* BEGIN Dataset records *

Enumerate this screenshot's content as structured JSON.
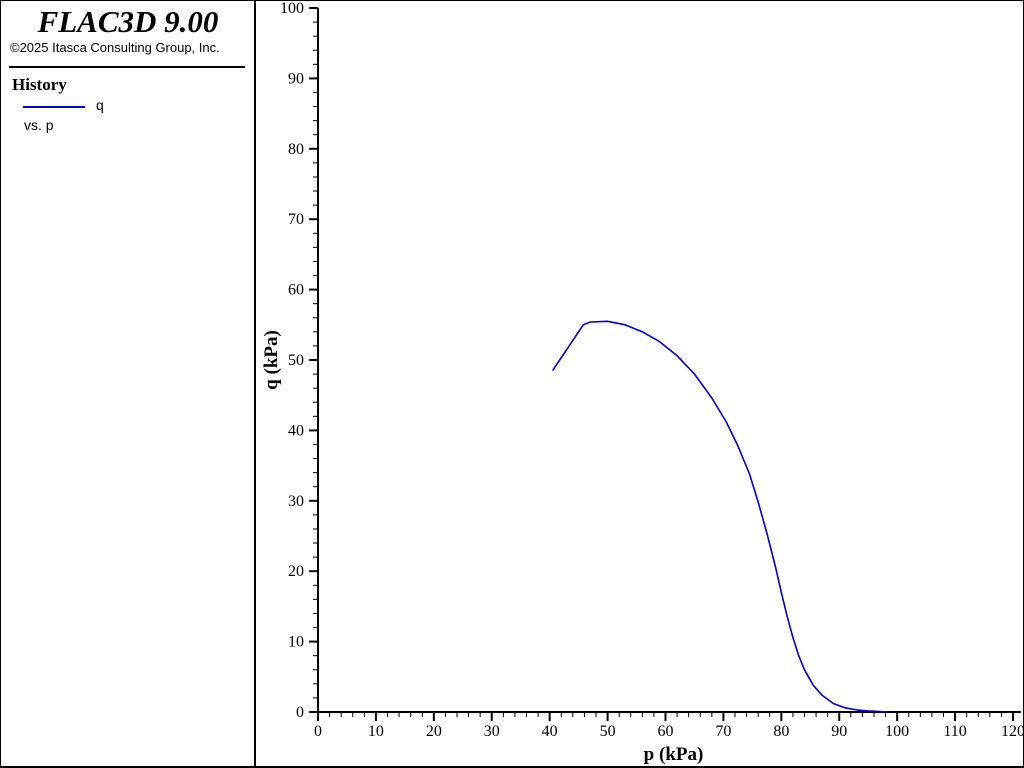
{
  "app": {
    "title": "FLAC3D 9.00",
    "copyright": "©2025 Itasca Consulting Group, Inc."
  },
  "legend": {
    "heading": "History",
    "series_label": "q",
    "vs_label": "vs. p",
    "series_color": "#0000cc"
  },
  "chart_data": {
    "type": "line",
    "xlabel": "p (kPa)",
    "ylabel": "q (kPa)",
    "xlim": [
      0,
      120
    ],
    "ylim": [
      0,
      100
    ],
    "xticks": [
      0,
      10,
      20,
      30,
      40,
      50,
      60,
      70,
      80,
      90,
      100,
      110,
      120
    ],
    "yticks": [
      0,
      10,
      20,
      30,
      40,
      50,
      60,
      70,
      80,
      90,
      100
    ],
    "grid": false,
    "legend_placement": "left-panel",
    "series": [
      {
        "name": "q",
        "color": "#0000cc",
        "x": [
          40.5,
          45.8,
          47.0,
          50.0,
          53.0,
          56.0,
          59.0,
          62.0,
          65.0,
          68.0,
          70.5,
          72.5,
          74.5,
          76.0,
          77.5,
          79.0,
          80.0,
          81.0,
          82.0,
          83.0,
          84.0,
          85.5,
          87.0,
          89.0,
          91.0,
          93.0,
          95.0,
          97.0,
          98.5
        ],
        "y": [
          48.5,
          55.0,
          55.4,
          55.5,
          55.0,
          54.0,
          52.6,
          50.6,
          48.0,
          44.6,
          41.2,
          37.8,
          33.8,
          29.8,
          25.4,
          20.6,
          17.0,
          13.6,
          10.6,
          8.0,
          6.0,
          3.8,
          2.4,
          1.2,
          0.6,
          0.3,
          0.15,
          0.05,
          0.0
        ]
      }
    ]
  }
}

* END Dataset records *

» Prompt
Could you reproduce every record above exactly, leaving out the pictures?

» Complete answer
Enumerate this screenshot's content as structured JSON.
{
  "app": {
    "title": "FLAC3D 9.00",
    "copyright": "©2025 Itasca Consulting Group, Inc."
  },
  "legend": {
    "heading": "History",
    "series_label": "q",
    "vs_label": "vs. p",
    "series_color": "#0000cc"
  },
  "chart_data": {
    "type": "line",
    "xlabel": "p (kPa)",
    "ylabel": "q (kPa)",
    "xlim": [
      0,
      120
    ],
    "ylim": [
      0,
      100
    ],
    "xticks": [
      0,
      10,
      20,
      30,
      40,
      50,
      60,
      70,
      80,
      90,
      100,
      110,
      120
    ],
    "yticks": [
      0,
      10,
      20,
      30,
      40,
      50,
      60,
      70,
      80,
      90,
      100
    ],
    "grid": false,
    "legend_placement": "left-panel",
    "series": [
      {
        "name": "q",
        "color": "#0000cc",
        "x": [
          40.5,
          45.8,
          47.0,
          50.0,
          53.0,
          56.0,
          59.0,
          62.0,
          65.0,
          68.0,
          70.5,
          72.5,
          74.5,
          76.0,
          77.5,
          79.0,
          80.0,
          81.0,
          82.0,
          83.0,
          84.0,
          85.5,
          87.0,
          89.0,
          91.0,
          93.0,
          95.0,
          97.0,
          98.5
        ],
        "y": [
          48.5,
          55.0,
          55.4,
          55.5,
          55.0,
          54.0,
          52.6,
          50.6,
          48.0,
          44.6,
          41.2,
          37.8,
          33.8,
          29.8,
          25.4,
          20.6,
          17.0,
          13.6,
          10.6,
          8.0,
          6.0,
          3.8,
          2.4,
          1.2,
          0.6,
          0.3,
          0.15,
          0.05,
          0.0
        ]
      }
    ]
  }
}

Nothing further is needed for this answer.